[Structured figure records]
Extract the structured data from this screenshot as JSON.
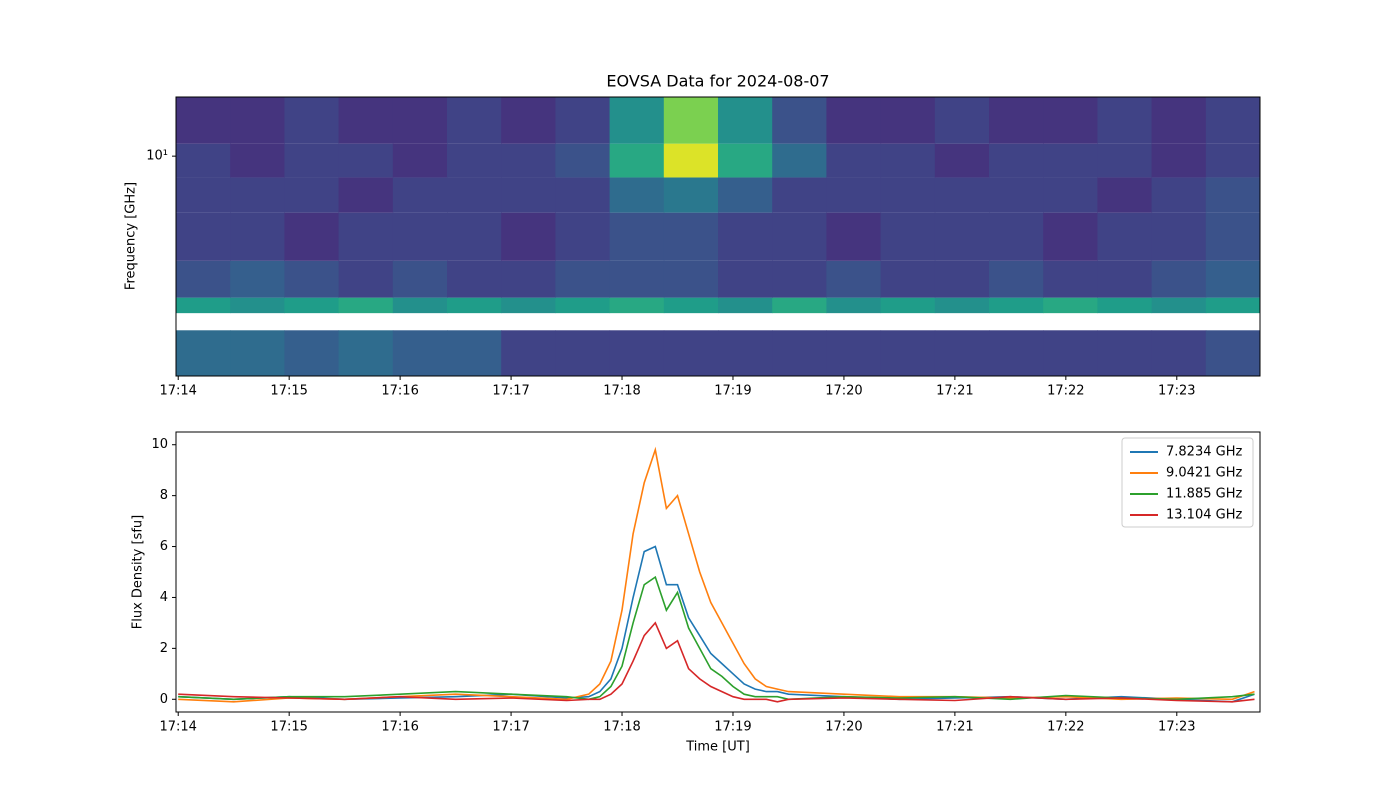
{
  "chart_data": [
    {
      "type": "heatmap",
      "title": "EOVSA Data for 2024-08-07",
      "ylabel": "Frequency [GHz]",
      "colormap": "viridis",
      "zlim": [
        0,
        1
      ],
      "x_edges": [
        1033.98,
        1034.4685,
        1034.957,
        1035.4455,
        1035.934,
        1036.4225,
        1036.911,
        1037.3995,
        1037.888,
        1038.3765,
        1038.865,
        1039.3535,
        1039.842,
        1040.3305,
        1040.819,
        1041.3075,
        1041.796,
        1042.2845,
        1042.773,
        1043.2615,
        1043.75
      ],
      "y_edges": [
        1.87,
        2.65,
        3.02,
        3.4,
        4.5,
        6.5,
        8.5,
        11,
        15.7
      ],
      "z": [
        [
          0.35,
          0.35,
          0.3,
          0.35,
          0.3,
          0.3,
          0.2,
          0.2,
          0.2,
          0.2,
          0.2,
          0.2,
          0.2,
          0.2,
          0.2,
          0.2,
          0.2,
          0.2,
          0.2,
          0.25
        ],
        [
          null,
          null,
          null,
          null,
          null,
          null,
          null,
          null,
          null,
          null,
          null,
          null,
          null,
          null,
          null,
          null,
          null,
          null,
          null,
          null
        ],
        [
          0.55,
          0.5,
          0.55,
          0.6,
          0.5,
          0.55,
          0.5,
          0.55,
          0.6,
          0.55,
          0.5,
          0.6,
          0.5,
          0.55,
          0.5,
          0.55,
          0.6,
          0.55,
          0.5,
          0.55
        ],
        [
          0.25,
          0.3,
          0.25,
          0.2,
          0.25,
          0.2,
          0.2,
          0.25,
          0.25,
          0.25,
          0.2,
          0.2,
          0.25,
          0.2,
          0.2,
          0.25,
          0.2,
          0.2,
          0.25,
          0.3
        ],
        [
          0.2,
          0.2,
          0.15,
          0.2,
          0.2,
          0.2,
          0.15,
          0.2,
          0.25,
          0.25,
          0.2,
          0.2,
          0.15,
          0.2,
          0.2,
          0.2,
          0.15,
          0.2,
          0.2,
          0.25
        ],
        [
          0.2,
          0.2,
          0.2,
          0.15,
          0.2,
          0.2,
          0.2,
          0.2,
          0.35,
          0.4,
          0.3,
          0.2,
          0.2,
          0.2,
          0.2,
          0.2,
          0.2,
          0.15,
          0.2,
          0.25
        ],
        [
          0.2,
          0.15,
          0.2,
          0.2,
          0.15,
          0.2,
          0.2,
          0.25,
          0.6,
          0.95,
          0.6,
          0.35,
          0.2,
          0.2,
          0.15,
          0.2,
          0.2,
          0.2,
          0.15,
          0.2
        ],
        [
          0.15,
          0.15,
          0.2,
          0.15,
          0.15,
          0.2,
          0.15,
          0.2,
          0.5,
          0.8,
          0.5,
          0.25,
          0.15,
          0.15,
          0.2,
          0.15,
          0.15,
          0.2,
          0.15,
          0.2
        ]
      ],
      "xlim": [
        1033.98,
        1043.75
      ],
      "xticks": [
        {
          "value": 1034,
          "label": "17:14"
        },
        {
          "value": 1035,
          "label": "17:15"
        },
        {
          "value": 1036,
          "label": "17:16"
        },
        {
          "value": 1037,
          "label": "17:17"
        },
        {
          "value": 1038,
          "label": "17:18"
        },
        {
          "value": 1039,
          "label": "17:19"
        },
        {
          "value": 1040,
          "label": "17:20"
        },
        {
          "value": 1041,
          "label": "17:21"
        },
        {
          "value": 1042,
          "label": "17:22"
        },
        {
          "value": 1043,
          "label": "17:23"
        }
      ],
      "ylim": [
        1.87,
        15.7
      ],
      "yscale": "log",
      "yticks": [
        {
          "value": 10,
          "label": "10¹"
        }
      ],
      "yminorticks": [
        2,
        3,
        4,
        5,
        6,
        7,
        8,
        9
      ]
    },
    {
      "type": "line",
      "xlabel": "Time [UT]",
      "ylabel": "Flux Density [sfu]",
      "legend": "upper right",
      "x": [
        1034,
        1034.5,
        1035,
        1035.5,
        1036,
        1036.5,
        1037,
        1037.5,
        1037.7,
        1037.8,
        1037.9,
        1038.0,
        1038.1,
        1038.2,
        1038.3,
        1038.4,
        1038.5,
        1038.6,
        1038.7,
        1038.8,
        1038.9,
        1039.0,
        1039.1,
        1039.2,
        1039.3,
        1039.4,
        1039.5,
        1040,
        1040.5,
        1041,
        1041.5,
        1042,
        1042.5,
        1043,
        1043.5,
        1043.7
      ],
      "series": [
        {
          "name": "7.8234 GHz",
          "color": "#1f77b4",
          "values": [
            0.1,
            0.0,
            0.1,
            0.0,
            0.05,
            0.1,
            0.2,
            0.05,
            0.1,
            0.3,
            0.8,
            2.0,
            4.0,
            5.8,
            6.0,
            4.5,
            4.5,
            3.2,
            2.5,
            1.8,
            1.4,
            1.0,
            0.6,
            0.4,
            0.3,
            0.3,
            0.2,
            0.1,
            0.0,
            0.05,
            0.1,
            0.0,
            0.1,
            0.0,
            -0.1,
            0.2
          ]
        },
        {
          "name": "9.0421 GHz",
          "color": "#ff7f0e",
          "values": [
            0.0,
            -0.1,
            0.05,
            0.0,
            0.1,
            0.2,
            0.1,
            0.0,
            0.2,
            0.6,
            1.5,
            3.5,
            6.5,
            8.5,
            9.8,
            7.5,
            8.0,
            6.5,
            5.0,
            3.8,
            3.0,
            2.2,
            1.4,
            0.8,
            0.5,
            0.4,
            0.3,
            0.2,
            0.1,
            0.1,
            0.05,
            0.1,
            0.0,
            0.05,
            0.0,
            0.3
          ]
        },
        {
          "name": "11.885 GHz",
          "color": "#2ca02c",
          "values": [
            0.1,
            0.0,
            0.1,
            0.1,
            0.2,
            0.3,
            0.2,
            0.1,
            0.0,
            0.1,
            0.5,
            1.3,
            3.0,
            4.5,
            4.8,
            3.5,
            4.2,
            2.8,
            2.0,
            1.2,
            0.9,
            0.5,
            0.2,
            0.1,
            0.1,
            0.1,
            0.0,
            0.1,
            0.05,
            0.1,
            0.0,
            0.15,
            0.05,
            0.0,
            0.1,
            0.2
          ]
        },
        {
          "name": "13.104 GHz",
          "color": "#d62728",
          "values": [
            0.2,
            0.1,
            0.05,
            0.0,
            0.1,
            0.0,
            0.05,
            -0.05,
            0.0,
            0.0,
            0.2,
            0.6,
            1.5,
            2.5,
            3.0,
            2.0,
            2.3,
            1.2,
            0.8,
            0.5,
            0.3,
            0.1,
            0.0,
            0.0,
            0.0,
            -0.1,
            0.0,
            0.05,
            0.0,
            -0.05,
            0.1,
            0.0,
            0.05,
            -0.05,
            -0.1,
            0.0
          ]
        }
      ],
      "xlim": [
        1033.98,
        1043.75
      ],
      "xticks": [
        {
          "value": 1034,
          "label": "17:14"
        },
        {
          "value": 1035,
          "label": "17:15"
        },
        {
          "value": 1036,
          "label": "17:16"
        },
        {
          "value": 1037,
          "label": "17:17"
        },
        {
          "value": 1038,
          "label": "17:18"
        },
        {
          "value": 1039,
          "label": "17:19"
        },
        {
          "value": 1040,
          "label": "17:20"
        },
        {
          "value": 1041,
          "label": "17:21"
        },
        {
          "value": 1042,
          "label": "17:22"
        },
        {
          "value": 1043,
          "label": "17:23"
        }
      ],
      "ylim": [
        -0.5,
        10.5
      ],
      "yticks": [
        0,
        2,
        4,
        6,
        8,
        10
      ]
    }
  ]
}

**Aim**
Using the records above, say how many lines include the string "name". Only the number is wanted.

**Reply to the exercise**
4